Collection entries
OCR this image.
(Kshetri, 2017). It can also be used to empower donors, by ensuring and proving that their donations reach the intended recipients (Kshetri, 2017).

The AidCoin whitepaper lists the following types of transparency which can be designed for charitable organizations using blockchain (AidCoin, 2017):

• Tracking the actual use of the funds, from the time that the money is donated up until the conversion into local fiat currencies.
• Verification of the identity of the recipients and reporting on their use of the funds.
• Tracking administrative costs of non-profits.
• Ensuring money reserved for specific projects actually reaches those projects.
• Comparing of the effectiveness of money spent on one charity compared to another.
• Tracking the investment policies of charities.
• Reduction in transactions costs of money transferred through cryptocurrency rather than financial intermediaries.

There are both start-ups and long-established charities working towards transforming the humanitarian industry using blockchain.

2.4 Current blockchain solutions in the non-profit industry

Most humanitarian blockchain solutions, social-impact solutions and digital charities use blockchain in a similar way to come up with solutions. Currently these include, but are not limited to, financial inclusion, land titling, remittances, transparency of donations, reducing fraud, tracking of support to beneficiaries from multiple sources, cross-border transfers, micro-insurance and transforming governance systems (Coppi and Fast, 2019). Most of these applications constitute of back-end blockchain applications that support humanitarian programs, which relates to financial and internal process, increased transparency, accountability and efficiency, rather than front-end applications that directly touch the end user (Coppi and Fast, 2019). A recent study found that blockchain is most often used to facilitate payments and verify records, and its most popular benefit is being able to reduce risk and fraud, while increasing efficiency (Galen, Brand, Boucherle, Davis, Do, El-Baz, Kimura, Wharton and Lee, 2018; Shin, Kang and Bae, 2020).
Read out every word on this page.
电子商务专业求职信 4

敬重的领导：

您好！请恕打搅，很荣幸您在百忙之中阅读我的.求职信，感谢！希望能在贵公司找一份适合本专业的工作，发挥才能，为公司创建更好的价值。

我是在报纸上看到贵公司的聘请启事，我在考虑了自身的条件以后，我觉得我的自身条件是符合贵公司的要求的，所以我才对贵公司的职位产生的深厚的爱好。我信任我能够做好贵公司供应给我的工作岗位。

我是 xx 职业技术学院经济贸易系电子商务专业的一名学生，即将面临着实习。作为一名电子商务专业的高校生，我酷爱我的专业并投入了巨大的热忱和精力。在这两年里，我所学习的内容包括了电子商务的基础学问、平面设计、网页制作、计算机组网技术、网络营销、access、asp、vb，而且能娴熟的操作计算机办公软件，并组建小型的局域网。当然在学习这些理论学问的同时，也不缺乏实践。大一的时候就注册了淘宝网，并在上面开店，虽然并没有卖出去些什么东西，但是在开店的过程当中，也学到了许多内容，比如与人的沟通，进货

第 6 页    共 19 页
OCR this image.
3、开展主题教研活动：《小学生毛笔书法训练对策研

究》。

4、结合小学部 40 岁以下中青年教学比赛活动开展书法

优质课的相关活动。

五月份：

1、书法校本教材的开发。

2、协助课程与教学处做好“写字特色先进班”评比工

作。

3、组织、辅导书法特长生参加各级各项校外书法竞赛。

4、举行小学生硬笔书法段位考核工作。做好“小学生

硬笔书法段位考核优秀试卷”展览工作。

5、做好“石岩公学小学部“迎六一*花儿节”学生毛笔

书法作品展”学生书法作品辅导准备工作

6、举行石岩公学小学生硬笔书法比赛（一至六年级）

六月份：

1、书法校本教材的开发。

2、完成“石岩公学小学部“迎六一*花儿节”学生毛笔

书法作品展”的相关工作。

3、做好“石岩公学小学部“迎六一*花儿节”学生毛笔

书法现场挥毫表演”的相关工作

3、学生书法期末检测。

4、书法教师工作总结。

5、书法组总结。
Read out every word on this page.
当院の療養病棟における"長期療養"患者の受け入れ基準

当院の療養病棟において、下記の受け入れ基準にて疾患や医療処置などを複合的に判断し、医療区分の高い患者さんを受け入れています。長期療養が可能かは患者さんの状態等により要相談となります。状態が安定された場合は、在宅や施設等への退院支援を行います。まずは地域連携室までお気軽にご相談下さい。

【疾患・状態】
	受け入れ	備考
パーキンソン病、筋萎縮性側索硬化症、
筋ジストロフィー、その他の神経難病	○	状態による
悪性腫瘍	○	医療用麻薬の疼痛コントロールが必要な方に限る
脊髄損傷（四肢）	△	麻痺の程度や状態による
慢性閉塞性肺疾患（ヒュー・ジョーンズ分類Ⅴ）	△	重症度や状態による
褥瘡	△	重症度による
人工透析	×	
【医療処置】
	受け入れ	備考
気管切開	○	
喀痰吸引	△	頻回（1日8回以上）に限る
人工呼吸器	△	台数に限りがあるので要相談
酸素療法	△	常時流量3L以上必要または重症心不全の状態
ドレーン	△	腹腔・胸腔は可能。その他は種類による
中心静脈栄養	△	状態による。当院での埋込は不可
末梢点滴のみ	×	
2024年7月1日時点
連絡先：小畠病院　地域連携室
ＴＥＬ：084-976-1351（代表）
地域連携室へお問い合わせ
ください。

- _WHAT IS NEEDED_
Transcribe all of the entries without altering anything.

- _FINAL ANSWER_
OCR this image.
(Kshetri, 2017). It can also be used to empower donors, by ensuring and proving that their donations reach the intended recipients (Kshetri, 2017).

The AidCoin whitepaper lists the following types of transparency which can be designed for charitable organizations using blockchain (AidCoin, 2017):

• Tracking the actual use of the funds, from the time that the money is donated up until the conversion into local fiat currencies.
• Verification of the identity of the recipients and reporting on their use of the funds.
• Tracking administrative costs of non-profits.
• Ensuring money reserved for specific projects actually reaches those projects.
• Comparing of the effectiveness of money spent on one charity compared to another.
• Tracking the investment policies of charities.
• Reduction in transactions costs of money transferred through cryptocurrency rather than financial intermediaries.

There are both start-ups and long-established charities working towards transforming the humanitarian industry using blockchain.

2.4 Current blockchain solutions in the non-profit industry

Most humanitarian blockchain solutions, social-impact solutions and digital charities use blockchain in a similar way to come up with solutions. Currently these include, but are not limited to, financial inclusion, land titling, remittances, transparency of donations, reducing fraud, tracking of support to beneficiaries from multiple sources, cross-border transfers, micro-insurance and transforming governance systems (Coppi and Fast, 2019). Most of these applications constitute of back-end blockchain applications that support humanitarian programs, which relates to financial and internal process, increased transparency, accountability and efficiency, rather than front-end applications that directly touch the end user (Coppi and Fast, 2019). A recent study found that blockchain is most often used to facilitate payments and verify records, and its most popular benefit is being able to reduce risk and fraud, while increasing efficiency (Galen, Brand, Boucherle, Davis, Do, El-Baz, Kimura, Wharton and Lee, 2018; Shin, Kang and Bae, 2020).
Read out every word on this page.
电子商务专业求职信 4

敬重的领导：

您好！请恕打搅，很荣幸您在百忙之中阅读我的.求职信，感谢！希望能在贵公司找一份适合本专业的工作，发挥才能，为公司创建更好的价值。

我是在报纸上看到贵公司的聘请启事，我在考虑了自身的条件以后，我觉得我的自身条件是符合贵公司的要求的，所以我才对贵公司的职位产生的深厚的爱好。我信任我能够做好贵公司供应给我的工作岗位。

我是 xx 职业技术学院经济贸易系电子商务专业的一名学生，即将面临着实习。作为一名电子商务专业的高校生，我酷爱我的专业并投入了巨大的热忱和精力。在这两年里，我所学习的内容包括了电子商务的基础学问、平面设计、网页制作、计算机组网技术、网络营销、access、asp、vb，而且能娴熟的操作计算机办公软件，并组建小型的局域网。当然在学习这些理论学问的同时，也不缺乏实践。大一的时候就注册了淘宝网，并在上面开店，虽然并没有卖出去些什么东西，但是在开店的过程当中，也学到了许多内容，比如与人的沟通，进货

第 6 页    共 19 页
OCR this image.
3、开展主题教研活动：《小学生毛笔书法训练对策研

究》。

4、结合小学部 40 岁以下中青年教学比赛活动开展书法

优质课的相关活动。

五月份：

1、书法校本教材的开发。

2、协助课程与教学处做好“写字特色先进班”评比工

作。

3、组织、辅导书法特长生参加各级各项校外书法竞赛。

4、举行小学生硬笔书法段位考核工作。做好“小学生

硬笔书法段位考核优秀试卷”展览工作。

5、做好“石岩公学小学部“迎六一*花儿节”学生毛笔

书法作品展”学生书法作品辅导准备工作

6、举行石岩公学小学生硬笔书法比赛（一至六年级）

六月份：

1、书法校本教材的开发。

2、完成“石岩公学小学部“迎六一*花儿节”学生毛笔

书法作品展”的相关工作。

3、做好“石岩公学小学部“迎六一*花儿节”学生毛笔

书法现场挥毫表演”的相关工作

3、学生书法期末检测。

4、书法教师工作总结。

5、书法组总结。
Read out every word on this page.
当院の療養病棟における"長期療養"患者の受け入れ基準

当院の療養病棟において、下記の受け入れ基準にて疾患や医療処置などを複合的に判断し、医療区分の高い患者さんを受け入れています。長期療養が可能かは患者さんの状態等により要相談となります。状態が安定された場合は、在宅や施設等への退院支援を行います。まずは地域連携室までお気軽にご相談下さい。

【疾患・状態】
	受け入れ	備考
パーキンソン病、筋萎縮性側索硬化症、
筋ジストロフィー、その他の神経難病	○	状態による
悪性腫瘍	○	医療用麻薬の疼痛コントロールが必要な方に限る
脊髄損傷（四肢）	△	麻痺の程度や状態による
慢性閉塞性肺疾患（ヒュー・ジョーンズ分類Ⅴ）	△	重症度や状態による
褥瘡	△	重症度による
人工透析	×	
【医療処置】
	受け入れ	備考
気管切開	○	
喀痰吸引	△	頻回（1日8回以上）に限る
人工呼吸器	△	台数に限りがあるので要相談
酸素療法	△	常時流量3L以上必要または重症心不全の状態
ドレーン	△	腹腔・胸腔は可能。その他は種類による
中心静脈栄養	△	状態による。当院での埋込は不可
末梢点滴のみ	×	
2024年7月1日時点
連絡先：小畠病院　地域連携室
ＴＥＬ：084-976-1351（代表）
地域連携室へお問い合わせ
ください。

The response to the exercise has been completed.